» Required task:
Please set down all the lines beneath this one exactly, without the pictures.
[BEGIN Listed entries]
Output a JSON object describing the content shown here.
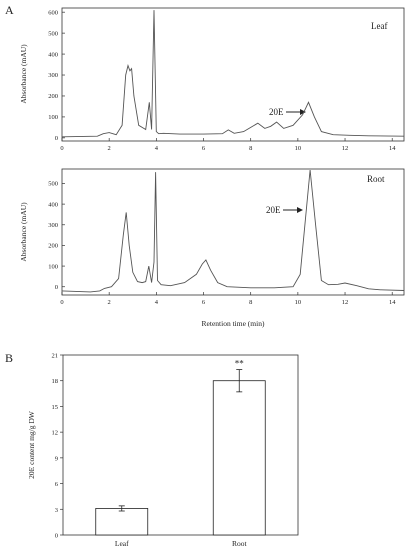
{
  "figure": {
    "panel_a_label": "A",
    "panel_b_label": "B"
  },
  "chart_data": [
    {
      "type": "line",
      "panel": "A",
      "tag": "Leaf",
      "ylabel": "Absorbance (mAU)",
      "xlabel": "",
      "xlim": [
        0,
        14.5
      ],
      "ylim": [
        -15,
        620
      ],
      "xticks": [
        0,
        2,
        4,
        6,
        8,
        10,
        12,
        14
      ],
      "yticks": [
        0,
        100,
        200,
        300,
        400,
        500,
        600
      ],
      "annotation": {
        "text": "20E",
        "x": 10.45,
        "y": 170
      },
      "series": [
        {
          "x": [
            0.0,
            1.5,
            1.75,
            2.0,
            2.3,
            2.55,
            2.7,
            2.8,
            2.88,
            2.95,
            3.05,
            3.25,
            3.55,
            3.7,
            3.8,
            3.9,
            4.0,
            4.1,
            4.3,
            5.0,
            6.0,
            6.8,
            7.05,
            7.3,
            7.7,
            8.3,
            8.6,
            8.85,
            9.1,
            9.4,
            9.8,
            10.2,
            10.45,
            10.7,
            11.0,
            11.5,
            12.2,
            13.0,
            14.5
          ],
          "y": [
            5,
            8,
            20,
            25,
            15,
            60,
            300,
            345,
            320,
            330,
            200,
            60,
            40,
            170,
            40,
            610,
            30,
            20,
            22,
            18,
            18,
            20,
            38,
            22,
            30,
            70,
            45,
            55,
            75,
            45,
            60,
            110,
            170,
            100,
            30,
            15,
            12,
            10,
            8
          ]
        }
      ]
    },
    {
      "type": "line",
      "panel": "A",
      "tag": "Root",
      "ylabel": "Absorbance (mAU)",
      "xlabel": "Retention time (min)",
      "xlim": [
        0,
        14.5
      ],
      "ylim": [
        -40,
        570
      ],
      "xticks": [
        0,
        2,
        4,
        6,
        8,
        10,
        12,
        14
      ],
      "yticks": [
        0,
        100,
        200,
        300,
        400,
        500
      ],
      "annotation": {
        "text": "20E",
        "x": 10.5,
        "y": 470
      },
      "series": [
        {
          "x": [
            0.0,
            1.2,
            1.6,
            1.8,
            2.1,
            2.4,
            2.6,
            2.72,
            2.85,
            3.0,
            3.2,
            3.4,
            3.55,
            3.68,
            3.8,
            3.9,
            3.97,
            4.05,
            4.2,
            4.6,
            5.2,
            5.7,
            5.95,
            6.1,
            6.3,
            6.6,
            7.0,
            8.0,
            9.0,
            9.8,
            10.1,
            10.3,
            10.52,
            10.75,
            11.0,
            11.3,
            11.7,
            12.0,
            12.5,
            13.0,
            13.5,
            14.5
          ],
          "y": [
            -20,
            -25,
            -20,
            -8,
            0,
            40,
            250,
            360,
            200,
            70,
            25,
            20,
            25,
            100,
            20,
            120,
            555,
            30,
            10,
            5,
            20,
            60,
            110,
            130,
            80,
            20,
            0,
            -5,
            -5,
            0,
            60,
            300,
            565,
            300,
            30,
            10,
            12,
            18,
            5,
            -10,
            -15,
            -18
          ]
        }
      ]
    },
    {
      "type": "bar",
      "panel": "B",
      "ylabel": "20E content mg/g DW",
      "categories": [
        "Leaf",
        "Root"
      ],
      "values": [
        3.1,
        18.0
      ],
      "errors": [
        0.3,
        1.3
      ],
      "significance": [
        "",
        "**"
      ],
      "ylim": [
        0,
        21
      ],
      "yticks": [
        0,
        3,
        6,
        9,
        12,
        15,
        18,
        21
      ]
    }
  ]
}
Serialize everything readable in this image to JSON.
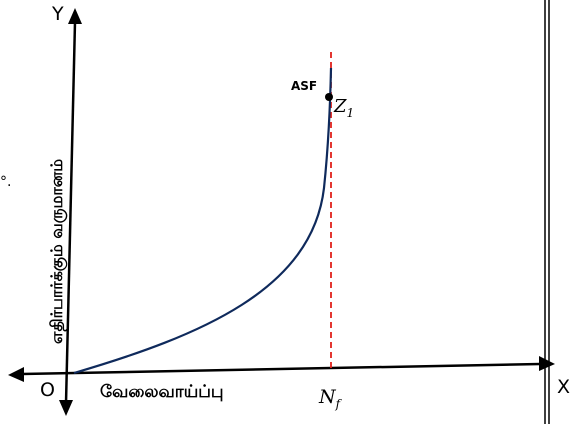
{
  "axes": {
    "y_letter": "Y",
    "x_letter": "X",
    "origin_letter": "O",
    "y_title": "எதிர்பார்க்கும் வருமானம்",
    "x_title": "வேலைவாய்ப்பு"
  },
  "point": {
    "curve_end_label": "ASF",
    "z_label": "Z",
    "z_subscript": "1"
  },
  "marker": {
    "n_label": "N",
    "n_subscript": "f"
  },
  "stray_mark": "°."
}
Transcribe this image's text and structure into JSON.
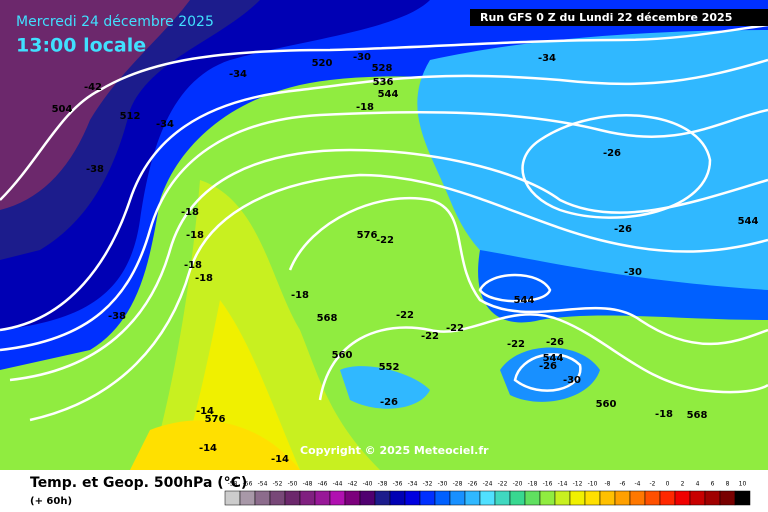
{
  "header": {
    "date": "Mercredi 24 décembre 2025",
    "time": "13:00 locale",
    "run": "Run GFS 0 Z du Lundi 22 décembre 2025"
  },
  "copyright": "Copyright © 2025 Meteociel.fr",
  "footer": {
    "title": "Temp. et Geop. 500hPa (°C)",
    "lead": "(+ 60h)"
  },
  "contour_labels": [
    -42,
    504,
    512,
    -34,
    520,
    -30,
    528,
    536,
    544,
    -18,
    -34,
    -38,
    -34,
    -26,
    -18,
    -18,
    -18,
    -18,
    576,
    -22,
    -26,
    544,
    -30,
    -18,
    544,
    -38,
    568,
    -22,
    -22,
    -22,
    -22,
    -26,
    544,
    -26,
    560,
    552,
    -30,
    -26,
    560,
    -18,
    568,
    -14,
    576,
    -14,
    -14
  ],
  "legend": {
    "values": [
      -58,
      -56,
      -54,
      -52,
      -50,
      -48,
      -46,
      -44,
      -42,
      -40,
      -38,
      -36,
      -34,
      -32,
      -30,
      -28,
      -26,
      -24,
      -22,
      -20,
      -18,
      -16,
      -14,
      -12,
      -10,
      -8,
      -6,
      -4,
      -2,
      0,
      2,
      4,
      6,
      8,
      10
    ],
    "colors": [
      "#cccccc",
      "#a898a8",
      "#8c6c8c",
      "#784878",
      "#6c286c",
      "#802080",
      "#981898",
      "#b010b0",
      "#7c007c",
      "#500070",
      "#1c1c8c",
      "#0000b4",
      "#0000e0",
      "#0030ff",
      "#0060ff",
      "#1890ff",
      "#30b8ff",
      "#50e0ff",
      "#40d8c0",
      "#38d890",
      "#60e060",
      "#90ec40",
      "#c8f020",
      "#f0f000",
      "#ffe000",
      "#ffc000",
      "#ffa000",
      "#ff7800",
      "#ff5000",
      "#ff2800",
      "#f00000",
      "#c80000",
      "#a00000",
      "#780000",
      "#000000"
    ]
  }
}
[END Listed entries]
» Written answer:
Output a JSON object describing the content shown here.
{
  "figure": {
    "panel_a_label": "A",
    "panel_b_label": "B"
  },
  "chart_data": [
    {
      "type": "line",
      "panel": "A",
      "tag": "Leaf",
      "ylabel": "Absorbance (mAU)",
      "xlabel": "",
      "xlim": [
        0,
        14.5
      ],
      "ylim": [
        -15,
        620
      ],
      "xticks": [
        0,
        2,
        4,
        6,
        8,
        10,
        12,
        14
      ],
      "yticks": [
        0,
        100,
        200,
        300,
        400,
        500,
        600
      ],
      "annotation": {
        "text": "20E",
        "x": 10.45,
        "y": 170
      },
      "series": [
        {
          "x": [
            0.0,
            1.5,
            1.75,
            2.0,
            2.3,
            2.55,
            2.7,
            2.8,
            2.88,
            2.95,
            3.05,
            3.25,
            3.55,
            3.7,
            3.8,
            3.9,
            4.0,
            4.1,
            4.3,
            5.0,
            6.0,
            6.8,
            7.05,
            7.3,
            7.7,
            8.3,
            8.6,
            8.85,
            9.1,
            9.4,
            9.8,
            10.2,
            10.45,
            10.7,
            11.0,
            11.5,
            12.2,
            13.0,
            14.5
          ],
          "y": [
            5,
            8,
            20,
            25,
            15,
            60,
            300,
            345,
            320,
            330,
            200,
            60,
            40,
            170,
            40,
            610,
            30,
            20,
            22,
            18,
            18,
            20,
            38,
            22,
            30,
            70,
            45,
            55,
            75,
            45,
            60,
            110,
            170,
            100,
            30,
            15,
            12,
            10,
            8
          ]
        }
      ]
    },
    {
      "type": "line",
      "panel": "A",
      "tag": "Root",
      "ylabel": "Absorbance (mAU)",
      "xlabel": "Retention time (min)",
      "xlim": [
        0,
        14.5
      ],
      "ylim": [
        -40,
        570
      ],
      "xticks": [
        0,
        2,
        4,
        6,
        8,
        10,
        12,
        14
      ],
      "yticks": [
        0,
        100,
        200,
        300,
        400,
        500
      ],
      "annotation": {
        "text": "20E",
        "x": 10.5,
        "y": 470
      },
      "series": [
        {
          "x": [
            0.0,
            1.2,
            1.6,
            1.8,
            2.1,
            2.4,
            2.6,
            2.72,
            2.85,
            3.0,
            3.2,
            3.4,
            3.55,
            3.68,
            3.8,
            3.9,
            3.97,
            4.05,
            4.2,
            4.6,
            5.2,
            5.7,
            5.95,
            6.1,
            6.3,
            6.6,
            7.0,
            8.0,
            9.0,
            9.8,
            10.1,
            10.3,
            10.52,
            10.75,
            11.0,
            11.3,
            11.7,
            12.0,
            12.5,
            13.0,
            13.5,
            14.5
          ],
          "y": [
            -20,
            -25,
            -20,
            -8,
            0,
            40,
            250,
            360,
            200,
            70,
            25,
            20,
            25,
            100,
            20,
            120,
            555,
            30,
            10,
            5,
            20,
            60,
            110,
            130,
            80,
            20,
            0,
            -5,
            -5,
            0,
            60,
            300,
            565,
            300,
            30,
            10,
            12,
            18,
            5,
            -10,
            -15,
            -18
          ]
        }
      ]
    },
    {
      "type": "bar",
      "panel": "B",
      "ylabel": "20E content mg/g DW",
      "categories": [
        "Leaf",
        "Root"
      ],
      "values": [
        3.1,
        18.0
      ],
      "errors": [
        0.3,
        1.3
      ],
      "significance": [
        "",
        "**"
      ],
      "ylim": [
        0,
        21
      ],
      "yticks": [
        0,
        3,
        6,
        9,
        12,
        15,
        18,
        21
      ]
    }
  ]
}
Serialize everything readable in this image to JSON.
{
  "axes": {
    "y_letter": "Y",
    "x_letter": "X",
    "origin_letter": "O",
    "y_title": "எதிர்பார்க்கும் வருமானம்",
    "x_title": "வேலைவாய்ப்பு"
  },
  "point": {
    "curve_end_label": "ASF",
    "z_label": "Z",
    "z_subscript": "1"
  },
  "marker": {
    "n_label": "N",
    "n_subscript": "f"
  },
  "stray_mark": "°."
}
Transcribe this image's text and structure into JSON.
{
  "header": {
    "date": "Mercredi 24 décembre 2025",
    "time": "13:00 locale",
    "run": "Run GFS 0 Z du Lundi 22 décembre 2025"
  },
  "copyright": "Copyright © 2025 Meteociel.fr",
  "footer": {
    "title": "Temp. et Geop. 500hPa (°C)",
    "lead": "(+ 60h)"
  },
  "contour_labels": [
    -42,
    504,
    512,
    -34,
    520,
    -30,
    528,
    536,
    544,
    -18,
    -34,
    -38,
    -34,
    -26,
    -18,
    -18,
    -18,
    -18,
    576,
    -22,
    -26,
    544,
    -30,
    -18,
    544,
    -38,
    568,
    -22,
    -22,
    -22,
    -22,
    -26,
    544,
    -26,
    560,
    552,
    -30,
    -26,
    560,
    -18,
    568,
    -14,
    576,
    -14,
    -14
  ],
  "legend": {
    "values": [
      -58,
      -56,
      -54,
      -52,
      -50,
      -48,
      -46,
      -44,
      -42,
      -40,
      -38,
      -36,
      -34,
      -32,
      -30,
      -28,
      -26,
      -24,
      -22,
      -20,
      -18,
      -16,
      -14,
      -12,
      -10,
      -8,
      -6,
      -4,
      -2,
      0,
      2,
      4,
      6,
      8,
      10
    ],
    "colors": [
      "#cccccc",
      "#a898a8",
      "#8c6c8c",
      "#784878",
      "#6c286c",
      "#802080",
      "#981898",
      "#b010b0",
      "#7c007c",
      "#500070",
      "#1c1c8c",
      "#0000b4",
      "#0000e0",
      "#0030ff",
      "#0060ff",
      "#1890ff",
      "#30b8ff",
      "#50e0ff",
      "#40d8c0",
      "#38d890",
      "#60e060",
      "#90ec40",
      "#c8f020",
      "#f0f000",
      "#ffe000",
      "#ffc000",
      "#ffa000",
      "#ff7800",
      "#ff5000",
      "#ff2800",
      "#f00000",
      "#c80000",
      "#a00000",
      "#780000",
      "#000000"
    ]
  }
}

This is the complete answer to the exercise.